**Records:**
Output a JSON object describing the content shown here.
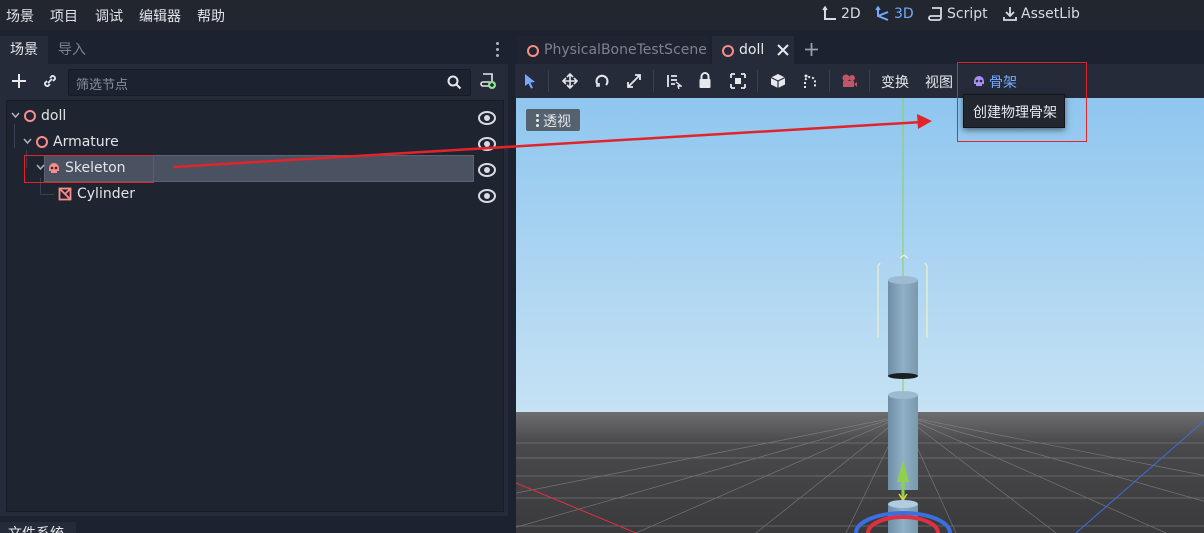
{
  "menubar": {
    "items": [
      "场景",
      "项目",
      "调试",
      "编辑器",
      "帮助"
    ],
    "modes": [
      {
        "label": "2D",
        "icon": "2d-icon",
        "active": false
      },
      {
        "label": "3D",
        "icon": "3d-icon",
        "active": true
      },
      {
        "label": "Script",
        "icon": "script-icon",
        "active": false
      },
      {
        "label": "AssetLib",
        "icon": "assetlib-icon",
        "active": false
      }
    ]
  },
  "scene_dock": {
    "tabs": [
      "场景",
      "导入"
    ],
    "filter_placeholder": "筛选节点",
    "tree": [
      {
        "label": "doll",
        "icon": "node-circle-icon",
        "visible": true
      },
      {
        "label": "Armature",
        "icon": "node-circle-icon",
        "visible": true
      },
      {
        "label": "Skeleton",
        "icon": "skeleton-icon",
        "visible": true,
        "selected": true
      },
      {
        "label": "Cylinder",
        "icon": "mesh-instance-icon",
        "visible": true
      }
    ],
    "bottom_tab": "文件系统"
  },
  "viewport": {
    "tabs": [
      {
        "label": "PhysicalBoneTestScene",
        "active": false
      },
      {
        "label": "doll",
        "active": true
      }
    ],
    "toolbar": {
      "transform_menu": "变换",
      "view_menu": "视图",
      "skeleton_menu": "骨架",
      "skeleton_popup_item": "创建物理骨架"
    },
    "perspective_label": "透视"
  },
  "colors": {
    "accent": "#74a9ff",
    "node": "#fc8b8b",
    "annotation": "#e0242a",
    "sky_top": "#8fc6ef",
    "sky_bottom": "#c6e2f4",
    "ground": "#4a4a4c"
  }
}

...

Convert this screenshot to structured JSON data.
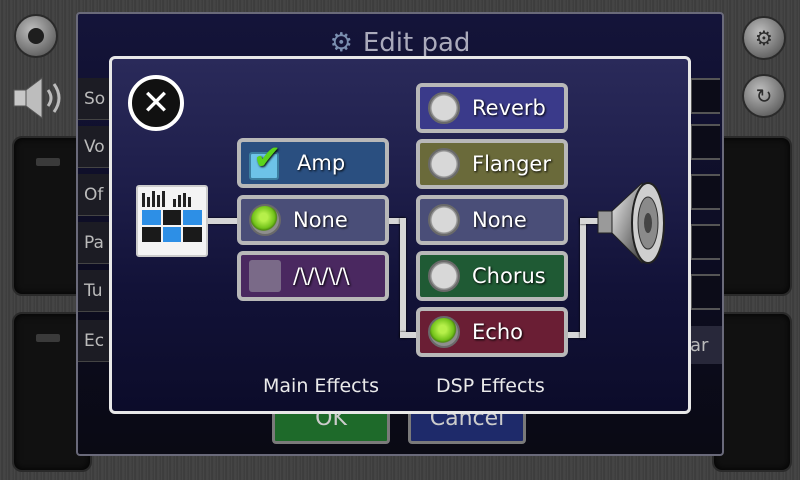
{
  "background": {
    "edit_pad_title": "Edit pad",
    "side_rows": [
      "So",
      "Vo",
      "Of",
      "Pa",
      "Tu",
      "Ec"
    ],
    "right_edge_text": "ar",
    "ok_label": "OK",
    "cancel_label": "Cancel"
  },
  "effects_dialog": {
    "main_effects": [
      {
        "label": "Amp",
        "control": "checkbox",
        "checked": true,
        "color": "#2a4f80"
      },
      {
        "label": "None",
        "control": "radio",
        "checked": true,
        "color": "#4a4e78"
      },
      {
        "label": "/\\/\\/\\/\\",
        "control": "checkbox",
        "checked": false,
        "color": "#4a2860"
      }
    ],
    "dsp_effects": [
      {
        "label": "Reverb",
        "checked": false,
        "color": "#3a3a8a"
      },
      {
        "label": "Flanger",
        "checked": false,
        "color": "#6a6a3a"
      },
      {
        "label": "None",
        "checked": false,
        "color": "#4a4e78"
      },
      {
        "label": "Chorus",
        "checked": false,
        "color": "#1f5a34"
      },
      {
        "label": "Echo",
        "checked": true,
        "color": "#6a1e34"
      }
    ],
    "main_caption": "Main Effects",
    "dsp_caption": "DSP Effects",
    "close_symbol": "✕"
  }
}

**Work required:**
From the records given above, copy all lines containing "JSON".

**Result for this task:**
Output a JSON object describing the content shown here.
Convert this screenshot to structured JSON data.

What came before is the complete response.